(Task data begins)

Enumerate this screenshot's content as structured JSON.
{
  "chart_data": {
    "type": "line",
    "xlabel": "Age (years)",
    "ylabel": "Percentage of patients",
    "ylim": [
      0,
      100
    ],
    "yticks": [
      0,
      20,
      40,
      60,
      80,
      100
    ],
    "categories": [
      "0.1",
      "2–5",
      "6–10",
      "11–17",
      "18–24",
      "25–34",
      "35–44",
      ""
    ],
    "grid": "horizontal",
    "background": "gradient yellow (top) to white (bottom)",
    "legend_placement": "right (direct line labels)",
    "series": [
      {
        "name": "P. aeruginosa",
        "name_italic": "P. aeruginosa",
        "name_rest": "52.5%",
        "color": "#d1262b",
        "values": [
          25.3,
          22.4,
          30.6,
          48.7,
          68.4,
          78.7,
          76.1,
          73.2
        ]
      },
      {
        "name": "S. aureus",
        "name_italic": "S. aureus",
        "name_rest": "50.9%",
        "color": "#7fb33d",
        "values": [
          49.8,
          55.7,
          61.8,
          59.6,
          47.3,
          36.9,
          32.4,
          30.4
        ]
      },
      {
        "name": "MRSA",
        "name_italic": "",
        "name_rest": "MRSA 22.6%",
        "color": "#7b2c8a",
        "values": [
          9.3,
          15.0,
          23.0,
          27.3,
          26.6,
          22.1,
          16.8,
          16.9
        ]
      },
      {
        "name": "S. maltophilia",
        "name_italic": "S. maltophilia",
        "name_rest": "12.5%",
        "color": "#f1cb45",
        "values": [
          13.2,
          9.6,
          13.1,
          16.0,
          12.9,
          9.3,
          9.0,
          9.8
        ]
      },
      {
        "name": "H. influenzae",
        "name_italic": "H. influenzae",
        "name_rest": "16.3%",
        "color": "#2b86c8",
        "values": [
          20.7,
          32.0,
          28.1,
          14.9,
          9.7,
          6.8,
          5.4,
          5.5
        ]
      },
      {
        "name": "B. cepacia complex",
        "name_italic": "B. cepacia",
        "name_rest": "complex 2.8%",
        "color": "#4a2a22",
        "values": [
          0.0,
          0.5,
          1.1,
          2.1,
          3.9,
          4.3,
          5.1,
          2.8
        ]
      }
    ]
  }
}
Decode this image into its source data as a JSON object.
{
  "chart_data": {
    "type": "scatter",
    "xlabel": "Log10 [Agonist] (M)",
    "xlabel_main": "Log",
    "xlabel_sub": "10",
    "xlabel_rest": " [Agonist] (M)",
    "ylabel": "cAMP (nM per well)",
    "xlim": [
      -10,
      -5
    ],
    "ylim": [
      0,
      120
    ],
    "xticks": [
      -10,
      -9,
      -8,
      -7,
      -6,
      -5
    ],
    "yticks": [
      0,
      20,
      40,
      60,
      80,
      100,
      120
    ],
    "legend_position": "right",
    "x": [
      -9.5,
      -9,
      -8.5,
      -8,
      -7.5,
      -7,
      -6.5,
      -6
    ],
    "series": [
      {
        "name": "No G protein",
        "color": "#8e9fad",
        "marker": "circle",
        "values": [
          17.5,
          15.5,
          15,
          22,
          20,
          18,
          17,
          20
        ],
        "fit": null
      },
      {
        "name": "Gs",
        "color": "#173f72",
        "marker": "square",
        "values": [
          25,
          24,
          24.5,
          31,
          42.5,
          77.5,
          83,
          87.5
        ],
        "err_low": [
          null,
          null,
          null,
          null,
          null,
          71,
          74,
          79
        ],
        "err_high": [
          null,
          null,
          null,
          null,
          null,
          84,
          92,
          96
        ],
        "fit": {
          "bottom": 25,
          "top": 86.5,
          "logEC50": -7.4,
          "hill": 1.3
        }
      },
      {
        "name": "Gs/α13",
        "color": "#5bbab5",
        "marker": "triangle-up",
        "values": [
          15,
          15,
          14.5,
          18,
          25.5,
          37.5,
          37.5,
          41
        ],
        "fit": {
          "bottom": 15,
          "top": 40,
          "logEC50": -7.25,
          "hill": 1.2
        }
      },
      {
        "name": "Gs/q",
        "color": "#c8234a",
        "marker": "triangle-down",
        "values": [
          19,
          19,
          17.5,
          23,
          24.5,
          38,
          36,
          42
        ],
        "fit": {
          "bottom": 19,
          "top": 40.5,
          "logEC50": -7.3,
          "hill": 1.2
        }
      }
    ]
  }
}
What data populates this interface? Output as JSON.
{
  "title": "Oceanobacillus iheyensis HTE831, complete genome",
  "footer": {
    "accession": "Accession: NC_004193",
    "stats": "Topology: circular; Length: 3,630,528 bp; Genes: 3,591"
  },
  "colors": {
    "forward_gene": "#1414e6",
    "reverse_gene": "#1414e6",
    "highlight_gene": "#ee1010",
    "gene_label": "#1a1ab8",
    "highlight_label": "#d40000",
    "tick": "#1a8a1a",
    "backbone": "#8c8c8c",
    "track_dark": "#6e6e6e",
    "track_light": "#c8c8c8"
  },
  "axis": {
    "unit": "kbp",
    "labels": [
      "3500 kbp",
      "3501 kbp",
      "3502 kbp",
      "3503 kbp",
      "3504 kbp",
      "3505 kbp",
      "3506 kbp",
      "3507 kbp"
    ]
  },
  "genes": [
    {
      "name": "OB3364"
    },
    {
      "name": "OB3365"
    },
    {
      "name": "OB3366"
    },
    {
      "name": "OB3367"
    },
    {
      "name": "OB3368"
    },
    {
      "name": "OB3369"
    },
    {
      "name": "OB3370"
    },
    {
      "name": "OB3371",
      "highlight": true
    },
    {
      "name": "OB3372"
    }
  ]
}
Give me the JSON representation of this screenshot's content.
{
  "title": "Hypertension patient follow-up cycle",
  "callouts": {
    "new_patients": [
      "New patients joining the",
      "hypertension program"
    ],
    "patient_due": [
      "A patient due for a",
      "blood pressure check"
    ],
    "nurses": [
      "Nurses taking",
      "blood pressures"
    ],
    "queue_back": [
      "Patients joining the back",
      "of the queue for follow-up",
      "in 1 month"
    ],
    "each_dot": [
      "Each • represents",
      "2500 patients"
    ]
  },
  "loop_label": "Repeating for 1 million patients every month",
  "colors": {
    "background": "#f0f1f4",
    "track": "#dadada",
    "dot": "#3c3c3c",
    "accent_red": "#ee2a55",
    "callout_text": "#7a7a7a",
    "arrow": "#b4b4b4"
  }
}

(Task data ends)

| Exercise prompt |
Print the material exactly. Include every line.

| Your solution |
Enumerate this screenshot's content as structured JSON.
{
  "chart_data": {
    "type": "line",
    "xlabel": "Age (years)",
    "ylabel": "Percentage of patients",
    "ylim": [
      0,
      100
    ],
    "yticks": [
      0,
      20,
      40,
      60,
      80,
      100
    ],
    "categories": [
      "0.1",
      "2–5",
      "6–10",
      "11–17",
      "18–24",
      "25–34",
      "35–44",
      ""
    ],
    "grid": "horizontal",
    "background": "gradient yellow (top) to white (bottom)",
    "legend_placement": "right (direct line labels)",
    "series": [
      {
        "name": "P. aeruginosa",
        "name_italic": "P. aeruginosa",
        "name_rest": "52.5%",
        "color": "#d1262b",
        "values": [
          25.3,
          22.4,
          30.6,
          48.7,
          68.4,
          78.7,
          76.1,
          73.2
        ]
      },
      {
        "name": "S. aureus",
        "name_italic": "S. aureus",
        "name_rest": "50.9%",
        "color": "#7fb33d",
        "values": [
          49.8,
          55.7,
          61.8,
          59.6,
          47.3,
          36.9,
          32.4,
          30.4
        ]
      },
      {
        "name": "MRSA",
        "name_italic": "",
        "name_rest": "MRSA 22.6%",
        "color": "#7b2c8a",
        "values": [
          9.3,
          15.0,
          23.0,
          27.3,
          26.6,
          22.1,
          16.8,
          16.9
        ]
      },
      {
        "name": "S. maltophilia",
        "name_italic": "S. maltophilia",
        "name_rest": "12.5%",
        "color": "#f1cb45",
        "values": [
          13.2,
          9.6,
          13.1,
          16.0,
          12.9,
          9.3,
          9.0,
          9.8
        ]
      },
      {
        "name": "H. influenzae",
        "name_italic": "H. influenzae",
        "name_rest": "16.3%",
        "color": "#2b86c8",
        "values": [
          20.7,
          32.0,
          28.1,
          14.9,
          9.7,
          6.8,
          5.4,
          5.5
        ]
      },
      {
        "name": "B. cepacia complex",
        "name_italic": "B. cepacia",
        "name_rest": "complex 2.8%",
        "color": "#4a2a22",
        "values": [
          0.0,
          0.5,
          1.1,
          2.1,
          3.9,
          4.3,
          5.1,
          2.8
        ]
      }
    ]
  }
}
Decode this image into its source data as a JSON object.
{
  "chart_data": {
    "type": "scatter",
    "xlabel": "Log10 [Agonist] (M)",
    "xlabel_main": "Log",
    "xlabel_sub": "10",
    "xlabel_rest": " [Agonist] (M)",
    "ylabel": "cAMP (nM per well)",
    "xlim": [
      -10,
      -5
    ],
    "ylim": [
      0,
      120
    ],
    "xticks": [
      -10,
      -9,
      -8,
      -7,
      -6,
      -5
    ],
    "yticks": [
      0,
      20,
      40,
      60,
      80,
      100,
      120
    ],
    "legend_position": "right",
    "x": [
      -9.5,
      -9,
      -8.5,
      -8,
      -7.5,
      -7,
      -6.5,
      -6
    ],
    "series": [
      {
        "name": "No G protein",
        "color": "#8e9fad",
        "marker": "circle",
        "values": [
          17.5,
          15.5,
          15,
          22,
          20,
          18,
          17,
          20
        ],
        "fit": null
      },
      {
        "name": "Gs",
        "color": "#173f72",
        "marker": "square",
        "values": [
          25,
          24,
          24.5,
          31,
          42.5,
          77.5,
          83,
          87.5
        ],
        "err_low": [
          null,
          null,
          null,
          null,
          null,
          71,
          74,
          79
        ],
        "err_high": [
          null,
          null,
          null,
          null,
          null,
          84,
          92,
          96
        ],
        "fit": {
          "bottom": 25,
          "top": 86.5,
          "logEC50": -7.4,
          "hill": 1.3
        }
      },
      {
        "name": "Gs/α13",
        "color": "#5bbab5",
        "marker": "triangle-up",
        "values": [
          15,
          15,
          14.5,
          18,
          25.5,
          37.5,
          37.5,
          41
        ],
        "fit": {
          "bottom": 15,
          "top": 40,
          "logEC50": -7.25,
          "hill": 1.2
        }
      },
      {
        "name": "Gs/q",
        "color": "#c8234a",
        "marker": "triangle-down",
        "values": [
          19,
          19,
          17.5,
          23,
          24.5,
          38,
          36,
          42
        ],
        "fit": {
          "bottom": 19,
          "top": 40.5,
          "logEC50": -7.3,
          "hill": 1.2
        }
      }
    ]
  }
}
What data populates this interface? Output as JSON.
{
  "title": "Oceanobacillus iheyensis HTE831, complete genome",
  "footer": {
    "accession": "Accession: NC_004193",
    "stats": "Topology: circular; Length: 3,630,528 bp; Genes: 3,591"
  },
  "colors": {
    "forward_gene": "#1414e6",
    "reverse_gene": "#1414e6",
    "highlight_gene": "#ee1010",
    "gene_label": "#1a1ab8",
    "highlight_label": "#d40000",
    "tick": "#1a8a1a",
    "backbone": "#8c8c8c",
    "track_dark": "#6e6e6e",
    "track_light": "#c8c8c8"
  },
  "axis": {
    "unit": "kbp",
    "labels": [
      "3500 kbp",
      "3501 kbp",
      "3502 kbp",
      "3503 kbp",
      "3504 kbp",
      "3505 kbp",
      "3506 kbp",
      "3507 kbp"
    ]
  },
  "genes": [
    {
      "name": "OB3364"
    },
    {
      "name": "OB3365"
    },
    {
      "name": "OB3366"
    },
    {
      "name": "OB3367"
    },
    {
      "name": "OB3368"
    },
    {
      "name": "OB3369"
    },
    {
      "name": "OB3370"
    },
    {
      "name": "OB3371",
      "highlight": true
    },
    {
      "name": "OB3372"
    }
  ]
}
Give me the JSON representation of this screenshot's content.
{
  "title": "Hypertension patient follow-up cycle",
  "callouts": {
    "new_patients": [
      "New patients joining the",
      "hypertension program"
    ],
    "patient_due": [
      "A patient due for a",
      "blood pressure check"
    ],
    "nurses": [
      "Nurses taking",
      "blood pressures"
    ],
    "queue_back": [
      "Patients joining the back",
      "of the queue for follow-up",
      "in 1 month"
    ],
    "each_dot": [
      "Each • represents",
      "2500 patients"
    ]
  },
  "loop_label": "Repeating for 1 million patients every month",
  "colors": {
    "background": "#f0f1f4",
    "track": "#dadada",
    "dot": "#3c3c3c",
    "accent_red": "#ee2a55",
    "callout_text": "#7a7a7a",
    "arrow": "#b4b4b4"
  }
}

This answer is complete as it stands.